What to produce: Quote the entries word for word. Omit the pictures.

***** Dataset records *****

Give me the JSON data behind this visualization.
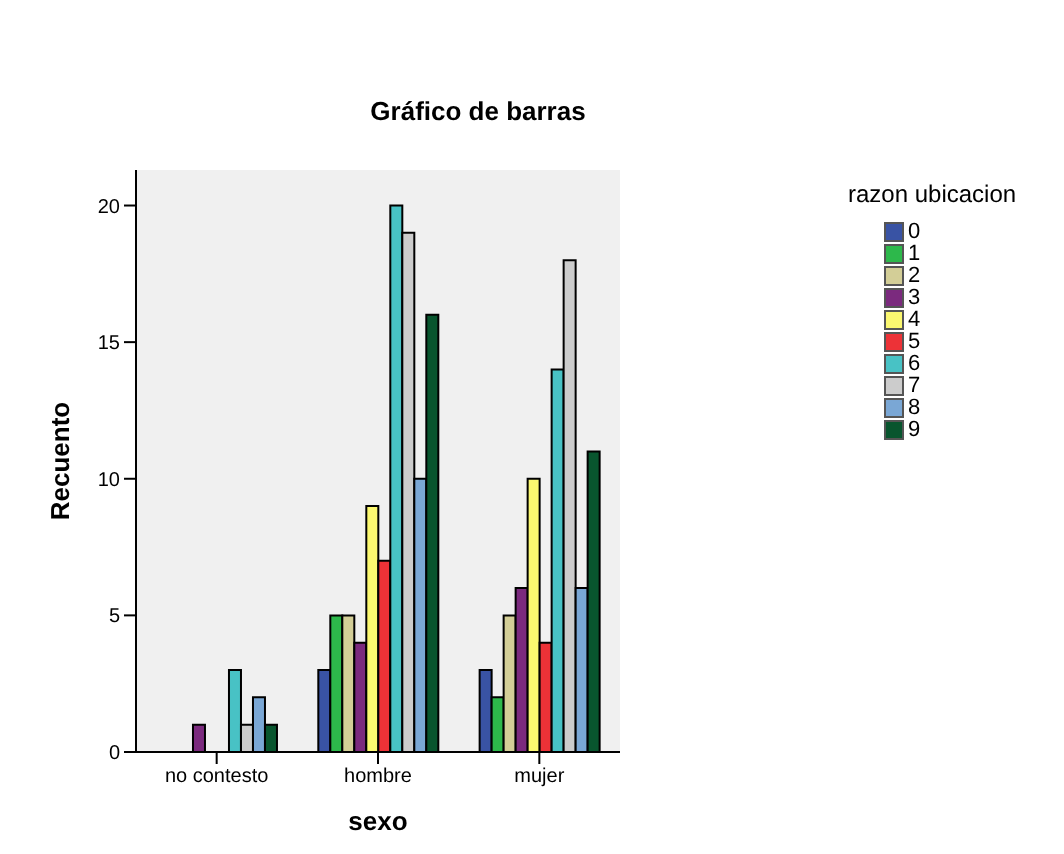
{
  "chart_data": {
    "type": "bar",
    "title": "Gráfico de barras",
    "xlabel": "sexo",
    "ylabel": "Recuento",
    "legend_title": "razon ubicacion",
    "legend": "right",
    "categories": [
      "no contesto",
      "hombre",
      "mujer"
    ],
    "ylim": [
      0,
      21.3
    ],
    "yticks": [
      0,
      5,
      10,
      15,
      20
    ],
    "series": [
      {
        "name": "0",
        "color": "#3953a4",
        "values": [
          0,
          3,
          3
        ]
      },
      {
        "name": "1",
        "color": "#2db84b",
        "values": [
          0,
          5,
          2
        ]
      },
      {
        "name": "2",
        "color": "#d3ce97",
        "values": [
          0,
          5,
          5
        ]
      },
      {
        "name": "3",
        "color": "#7b2a7e",
        "values": [
          1,
          4,
          6
        ]
      },
      {
        "name": "4",
        "color": "#fbf870",
        "values": [
          0,
          9,
          10
        ]
      },
      {
        "name": "5",
        "color": "#ed3237",
        "values": [
          0,
          7,
          4
        ]
      },
      {
        "name": "6",
        "color": "#48c2c5",
        "values": [
          3,
          20,
          14
        ]
      },
      {
        "name": "7",
        "color": "#cccccc",
        "values": [
          1,
          19,
          18
        ]
      },
      {
        "name": "8",
        "color": "#7aa7d5",
        "values": [
          2,
          10,
          6
        ]
      },
      {
        "name": "9",
        "color": "#08552e",
        "values": [
          1,
          16,
          11
        ]
      }
    ]
  }
}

*****

Exercise solution:
Give me the JSON data behind this visualization.
{
  "chart_data": {
    "type": "bar",
    "title": "Gráfico de barras",
    "xlabel": "sexo",
    "ylabel": "Recuento",
    "legend_title": "razon ubicacion",
    "legend": "right",
    "categories": [
      "no contesto",
      "hombre",
      "mujer"
    ],
    "ylim": [
      0,
      21.3
    ],
    "yticks": [
      0,
      5,
      10,
      15,
      20
    ],
    "series": [
      {
        "name": "0",
        "color": "#3953a4",
        "values": [
          0,
          3,
          3
        ]
      },
      {
        "name": "1",
        "color": "#2db84b",
        "values": [
          0,
          5,
          2
        ]
      },
      {
        "name": "2",
        "color": "#d3ce97",
        "values": [
          0,
          5,
          5
        ]
      },
      {
        "name": "3",
        "color": "#7b2a7e",
        "values": [
          1,
          4,
          6
        ]
      },
      {
        "name": "4",
        "color": "#fbf870",
        "values": [
          0,
          9,
          10
        ]
      },
      {
        "name": "5",
        "color": "#ed3237",
        "values": [
          0,
          7,
          4
        ]
      },
      {
        "name": "6",
        "color": "#48c2c5",
        "values": [
          3,
          20,
          14
        ]
      },
      {
        "name": "7",
        "color": "#cccccc",
        "values": [
          1,
          19,
          18
        ]
      },
      {
        "name": "8",
        "color": "#7aa7d5",
        "values": [
          2,
          10,
          6
        ]
      },
      {
        "name": "9",
        "color": "#08552e",
        "values": [
          1,
          16,
          11
        ]
      }
    ]
  }
}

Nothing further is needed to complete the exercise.